→ EXERCISE TASK 1: Decide whether each statement below agrees with the forum thread on VyOS bonding. For (a), (b), and (c), answer yes or no, and quote the exact words of the thread that decide it. (a) A router reboot is required after applying the workaround. (b) The bug report was filed as "Bonding member interfaces up on Proxmox." (c) The menu for the interfaces of a VM offers an auto start option.
→ EXERCISE TASK 2: In the forum thread on VyOS bonding, rewrite the paragraph beginning "Looks like you guys have" as a short list that keeps its main facts.
→ EXERCISE TASK 3: Duplicate a passage of the forum thread on VyOS bonding word for word, from "self.add_port(interface)" to "after is required.".

→ EXCERPT TO READ:
———

The behavior must be investigated carefully to be sure that we do not have problems with bonding config logic.
@DerEnderKeks could you create a bug-report in https://phabricator.vyos.net/?

Done: ⚓ T4340 Bonding member interfaces down on Proxmox

Thanks a lot!

We will investigate this. Meanwhile, you can use a very rough workaround to force interfaces to be up. Just modify the file /usr/lib/python3/dist-packages/vyos/ifconfig/bond.py by adding the line:

--- a/python/vyos/ifconfig/bond.py
+++ b/python/vyos/ifconfig/bond.py
@@ -438,6 +438,7 @@ class BondIf(Interface):
                 # any remaining ones
                 Interface(interface).flush_addrs()
                 self.add_port(interface)
+                Interface(interface).set_admin_state('up')
 
         # Primary device interface - must be set after 'mode'
         value = config.get('primary')

Router reboot after is required.

1 Like

Looks like you guys have chocked this up to a possible bug, but would like to mention to OP to be sure that auto start is enabled on those interfaces in Proxmox as well. I’ve run into this issue with the same thing. The down/up transition in VyOS ends up simulating to ProxMox a cable being plugged in.

I’m not aware of any way to have an interface not auto start in Proxmox. What exactly do you mean?

Maybe this?

image

That’s just the settings menu for a network interface of the Proxmox host. In the menu for the interfaces of a VM there is no such option:

image

———

[Dataset excerpts]
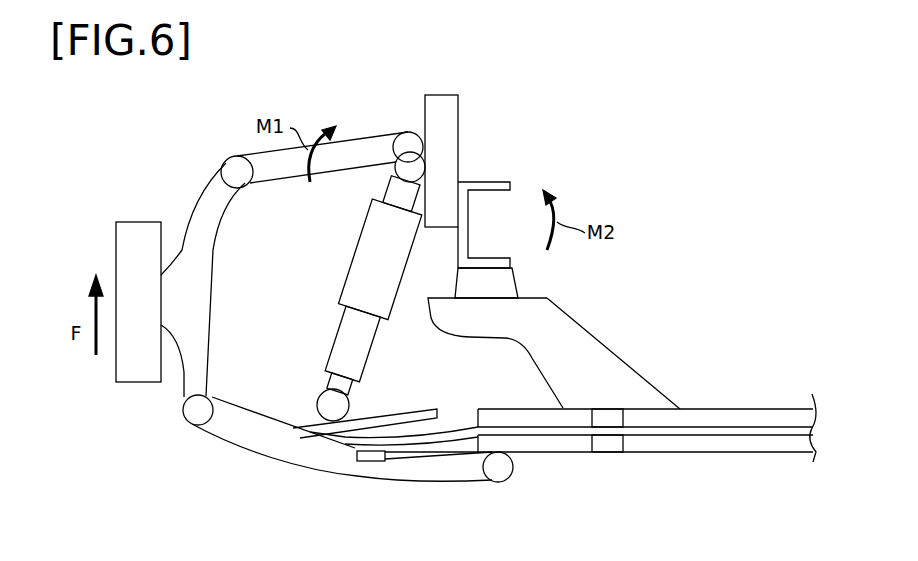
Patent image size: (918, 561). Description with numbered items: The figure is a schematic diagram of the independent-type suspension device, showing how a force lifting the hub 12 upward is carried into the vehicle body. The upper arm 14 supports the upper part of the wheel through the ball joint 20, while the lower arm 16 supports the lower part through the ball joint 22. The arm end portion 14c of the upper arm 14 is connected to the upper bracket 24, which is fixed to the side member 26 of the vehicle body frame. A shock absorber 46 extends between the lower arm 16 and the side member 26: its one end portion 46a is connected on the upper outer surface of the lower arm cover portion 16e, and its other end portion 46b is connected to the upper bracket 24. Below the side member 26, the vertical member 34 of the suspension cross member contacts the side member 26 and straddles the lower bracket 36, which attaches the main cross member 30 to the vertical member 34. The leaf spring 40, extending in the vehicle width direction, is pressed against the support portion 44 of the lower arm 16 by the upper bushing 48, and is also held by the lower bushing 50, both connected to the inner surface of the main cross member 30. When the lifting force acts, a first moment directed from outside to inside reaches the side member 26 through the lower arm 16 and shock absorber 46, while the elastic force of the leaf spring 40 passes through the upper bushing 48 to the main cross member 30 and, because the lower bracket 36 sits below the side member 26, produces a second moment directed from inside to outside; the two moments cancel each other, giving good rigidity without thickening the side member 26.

The hub 12 is at (137, 221).
The upper arm 14 is at (362, 147).
The arm end portion 14c is at (410, 134).
The lower arm 16 is at (410, 473).
The lower arm cover portion 16e is at (393, 416).
The ball joint 20 is at (232, 170).
The ball joint 22 is at (193, 420).
The upper bracket 24 is at (458, 113).
The side member 26 is at (492, 178).
The main cross member 30 is at (768, 408).
The vertical member 34 is at (515, 280).
The lower bracket 36 is at (587, 323).
The leaf spring 40 is at (743, 436).
The support portion 44 is at (358, 463).
The shock absorber 46 is at (358, 267).
The one end portion 46a is at (327, 405).
The other end portion 46b is at (390, 172).
The upper bushing 48 is at (625, 420).
The lower bushing 50 is at (610, 446).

———

→ EXERCISE OUTPUT 1:
(a) Yes: "Router reboot after is required."
(b) No: "T4340 Bonding member interfaces down on Proxmox"
(c) No: "In the menu for the interfaces of a VM there is no such option"

→ EXERCISE OUTPUT 2:
- The others have treated the problem as a possible bug.
- The original poster should also make sure that auto start is enabled on those interfaces in Proxmox.
- The writer has run into the same issue.
- In VyOS, the down/up transition looks to Proxmox like a cable being plugged in.

→ EXERCISE OUTPUT 3:
self.add_port(interface)
+                Interface(interface).set_admin_state('up')
 
         # Primary device interface - must be set after 'mode'
         value = config.get('primary')

Router reboot after is required.